--- start of MATERIAL FOR THIS TASK ---
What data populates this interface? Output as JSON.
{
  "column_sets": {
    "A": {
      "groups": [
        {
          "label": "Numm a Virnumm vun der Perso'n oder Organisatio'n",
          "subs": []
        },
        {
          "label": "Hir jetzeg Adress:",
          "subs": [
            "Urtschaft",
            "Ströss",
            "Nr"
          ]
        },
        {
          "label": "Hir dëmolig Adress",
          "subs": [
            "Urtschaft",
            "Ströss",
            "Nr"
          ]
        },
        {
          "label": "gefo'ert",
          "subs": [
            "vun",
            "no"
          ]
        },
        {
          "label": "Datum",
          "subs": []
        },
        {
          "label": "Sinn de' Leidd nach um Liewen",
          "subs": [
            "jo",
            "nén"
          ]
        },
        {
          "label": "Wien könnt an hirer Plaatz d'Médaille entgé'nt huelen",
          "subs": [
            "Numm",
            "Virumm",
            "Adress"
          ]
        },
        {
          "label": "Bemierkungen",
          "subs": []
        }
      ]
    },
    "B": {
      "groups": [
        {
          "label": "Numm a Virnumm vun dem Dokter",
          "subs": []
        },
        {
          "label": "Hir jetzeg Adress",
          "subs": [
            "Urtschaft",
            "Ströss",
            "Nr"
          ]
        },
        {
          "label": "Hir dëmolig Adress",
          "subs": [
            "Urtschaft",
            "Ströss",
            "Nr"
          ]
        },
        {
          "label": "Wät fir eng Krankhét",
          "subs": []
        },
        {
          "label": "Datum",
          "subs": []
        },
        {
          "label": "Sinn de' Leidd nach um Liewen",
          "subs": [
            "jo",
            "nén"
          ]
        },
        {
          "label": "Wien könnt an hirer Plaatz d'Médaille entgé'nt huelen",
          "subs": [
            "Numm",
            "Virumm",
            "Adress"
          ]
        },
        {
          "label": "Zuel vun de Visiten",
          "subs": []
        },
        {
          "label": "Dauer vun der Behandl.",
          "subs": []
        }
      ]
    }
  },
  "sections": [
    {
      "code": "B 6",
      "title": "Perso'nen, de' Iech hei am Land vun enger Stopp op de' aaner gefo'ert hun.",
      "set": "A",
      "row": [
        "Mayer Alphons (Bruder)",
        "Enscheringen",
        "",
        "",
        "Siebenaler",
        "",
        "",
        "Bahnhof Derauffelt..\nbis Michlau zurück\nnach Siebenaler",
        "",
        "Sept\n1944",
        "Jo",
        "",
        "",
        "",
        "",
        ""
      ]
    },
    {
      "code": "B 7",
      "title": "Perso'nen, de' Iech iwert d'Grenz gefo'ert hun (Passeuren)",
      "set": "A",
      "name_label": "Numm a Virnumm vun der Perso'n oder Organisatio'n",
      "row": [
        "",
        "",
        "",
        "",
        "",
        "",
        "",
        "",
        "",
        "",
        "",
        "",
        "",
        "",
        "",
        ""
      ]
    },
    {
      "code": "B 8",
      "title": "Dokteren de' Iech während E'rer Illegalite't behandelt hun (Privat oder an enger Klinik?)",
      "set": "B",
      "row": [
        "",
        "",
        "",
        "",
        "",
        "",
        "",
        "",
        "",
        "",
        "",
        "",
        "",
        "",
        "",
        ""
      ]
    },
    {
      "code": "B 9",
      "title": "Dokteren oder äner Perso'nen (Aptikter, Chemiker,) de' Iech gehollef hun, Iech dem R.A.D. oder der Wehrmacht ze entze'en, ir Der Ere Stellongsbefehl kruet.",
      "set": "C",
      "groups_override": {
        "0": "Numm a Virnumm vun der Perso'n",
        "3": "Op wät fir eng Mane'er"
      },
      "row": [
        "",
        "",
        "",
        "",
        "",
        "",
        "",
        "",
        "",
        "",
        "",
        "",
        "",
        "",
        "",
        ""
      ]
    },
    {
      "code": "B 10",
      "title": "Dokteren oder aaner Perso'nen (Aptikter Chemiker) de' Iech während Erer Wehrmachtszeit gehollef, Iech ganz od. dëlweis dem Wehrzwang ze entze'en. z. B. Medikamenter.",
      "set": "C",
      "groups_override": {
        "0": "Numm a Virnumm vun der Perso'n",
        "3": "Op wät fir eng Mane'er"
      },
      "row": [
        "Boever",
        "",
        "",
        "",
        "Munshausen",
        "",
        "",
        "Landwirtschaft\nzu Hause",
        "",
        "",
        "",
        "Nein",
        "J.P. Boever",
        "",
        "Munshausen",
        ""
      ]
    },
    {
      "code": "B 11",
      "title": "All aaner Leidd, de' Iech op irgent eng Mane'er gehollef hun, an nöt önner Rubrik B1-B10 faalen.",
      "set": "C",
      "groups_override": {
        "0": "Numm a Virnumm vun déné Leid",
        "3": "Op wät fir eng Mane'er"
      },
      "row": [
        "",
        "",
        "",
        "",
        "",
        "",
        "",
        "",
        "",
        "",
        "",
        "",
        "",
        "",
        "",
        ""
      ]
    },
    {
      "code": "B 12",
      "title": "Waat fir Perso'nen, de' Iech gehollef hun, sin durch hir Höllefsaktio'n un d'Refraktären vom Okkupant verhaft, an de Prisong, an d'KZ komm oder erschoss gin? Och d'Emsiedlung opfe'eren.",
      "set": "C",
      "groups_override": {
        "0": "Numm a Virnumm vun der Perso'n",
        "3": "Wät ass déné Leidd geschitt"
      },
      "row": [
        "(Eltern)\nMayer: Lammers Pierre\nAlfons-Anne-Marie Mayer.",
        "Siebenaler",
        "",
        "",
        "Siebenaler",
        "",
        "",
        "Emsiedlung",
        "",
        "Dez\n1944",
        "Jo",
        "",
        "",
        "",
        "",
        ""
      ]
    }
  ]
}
--- end of MATERIAL FOR THIS TASK ---
### TASK REQUIREMENTS
Each line of the material above needs to be quoted exactly, please.

### RESULT
What data populates this interface? Output as JSON.
{
  "column_sets": {
    "A": {
      "groups": [
        {
          "label": "Numm a Virnumm vun der Perso'n oder Organisatio'n",
          "subs": []
        },
        {
          "label": "Hir jetzeg Adress:",
          "subs": [
            "Urtschaft",
            "Ströss",
            "Nr"
          ]
        },
        {
          "label": "Hir dëmolig Adress",
          "subs": [
            "Urtschaft",
            "Ströss",
            "Nr"
          ]
        },
        {
          "label": "gefo'ert",
          "subs": [
            "vun",
            "no"
          ]
        },
        {
          "label": "Datum",
          "subs": []
        },
        {
          "label": "Sinn de' Leidd nach um Liewen",
          "subs": [
            "jo",
            "nén"
          ]
        },
        {
          "label": "Wien könnt an hirer Plaatz d'Médaille entgé'nt huelen",
          "subs": [
            "Numm",
            "Virumm",
            "Adress"
          ]
        },
        {
          "label": "Bemierkungen",
          "subs": []
        }
      ]
    },
    "B": {
      "groups": [
        {
          "label": "Numm a Virnumm vun dem Dokter",
          "subs": []
        },
        {
          "label": "Hir jetzeg Adress",
          "subs": [
            "Urtschaft",
            "Ströss",
            "Nr"
          ]
        },
        {
          "label": "Hir dëmolig Adress",
          "subs": [
            "Urtschaft",
            "Ströss",
            "Nr"
          ]
        },
        {
          "label": "Wät fir eng Krankhét",
          "subs": []
        },
        {
          "label": "Datum",
          "subs": []
        },
        {
          "label": "Sinn de' Leidd nach um Liewen",
          "subs": [
            "jo",
            "nén"
          ]
        },
        {
          "label": "Wien könnt an hirer Plaatz d'Médaille entgé'nt huelen",
          "subs": [
            "Numm",
            "Virumm",
            "Adress"
          ]
        },
        {
          "label": "Zuel vun de Visiten",
          "subs": []
        },
        {
          "label": "Dauer vun der Behandl.",
          "subs": []
        }
      ]
    }
  },
  "sections": [
    {
      "code": "B 6",
      "title": "Perso'nen, de' Iech hei am Land vun enger Stopp op de' aaner gefo'ert hun.",
      "set": "A",
      "row": [
        "Mayer Alphons (Bruder)",
        "Enscheringen",
        "",
        "",
        "Siebenaler",
        "",
        "",
        "Bahnhof Derauffelt..\nbis Michlau zurück\nnach Siebenaler",
        "",
        "Sept\n1944",
        "Jo",
        "",
        "",
        "",
        "",
        ""
      ]
    },
    {
      "code": "B 7",
      "title": "Perso'nen, de' Iech iwert d'Grenz gefo'ert hun (Passeuren)",
      "set": "A",
      "name_label": "Numm a Virnumm vun der Perso'n oder Organisatio'n",
      "row": [
        "",
        "",
        "",
        "",
        "",
        "",
        "",
        "",
        "",
        "",
        "",
        "",
        "",
        "",
        "",
        ""
      ]
    },
    {
      "code": "B 8",
      "title": "Dokteren de' Iech während E'rer Illegalite't behandelt hun (Privat oder an enger Klinik?)",
      "set": "B",
      "row": [
        "",
        "",
        "",
        "",
        "",
        "",
        "",
        "",
        "",
        "",
        "",
        "",
        "",
        "",
        "",
        ""
      ]
    },
    {
      "code": "B 9",
      "title": "Dokteren oder äner Perso'nen (Aptikter, Chemiker,) de' Iech gehollef hun, Iech dem R.A.D. oder der Wehrmacht ze entze'en, ir Der Ere Stellongsbefehl kruet.",
      "set": "C",
      "groups_override": {
        "0": "Numm a Virnumm vun der Perso'n",
        "3": "Op wät fir eng Mane'er"
      },
      "row": [
        "",
        "",
        "",
        "",
        "",
        "",
        "",
        "",
        "",
        "",
        "",
        "",
        "",
        "",
        "",
        ""
      ]
    },
    {
      "code": "B 10",
      "title": "Dokteren oder aaner Perso'nen (Aptikter Chemiker) de' Iech während Erer Wehrmachtszeit gehollef, Iech ganz od. dëlweis dem Wehrzwang ze entze'en. z. B. Medikamenter.",
      "set": "C",
      "groups_override": {
        "0": "Numm a Virnumm vun der Perso'n",
        "3": "Op wät fir eng Mane'er"
      },
      "row": [
        "Boever",
        "",
        "",
        "",
        "Munshausen",
        "",
        "",
        "Landwirtschaft\nzu Hause",
        "",
        "",
        "",
        "Nein",
        "J.P. Boever",
        "",
        "Munshausen",
        ""
      ]
    },
    {
      "code": "B 11",
      "title": "All aaner Leidd, de' Iech op irgent eng Mane'er gehollef hun, an nöt önner Rubrik B1-B10 faalen.",
      "set": "C",
      "groups_override": {
        "0": "Numm a Virnumm vun déné Leid",
        "3": "Op wät fir eng Mane'er"
      },
      "row": [
        "",
        "",
        "",
        "",
        "",
        "",
        "",
        "",
        "",
        "",
        "",
        "",
        "",
        "",
        "",
        ""
      ]
    },
    {
      "code": "B 12",
      "title": "Waat fir Perso'nen, de' Iech gehollef hun, sin durch hir Höllefsaktio'n un d'Refraktären vom Okkupant verhaft, an de Prisong, an d'KZ komm oder erschoss gin? Och d'Emsiedlung opfe'eren.",
      "set": "C",
      "groups_override": {
        "0": "Numm a Virnumm vun der Perso'n",
        "3": "Wät ass déné Leidd geschitt"
      },
      "row": [
        "(Eltern)\nMayer: Lammers Pierre\nAlfons-Anne-Marie Mayer.",
        "Siebenaler",
        "",
        "",
        "Siebenaler",
        "",
        "",
        "Emsiedlung",
        "",
        "Dez\n1944",
        "Jo",
        "",
        "",
        "",
        "",
        ""
      ]
    }
  ]
}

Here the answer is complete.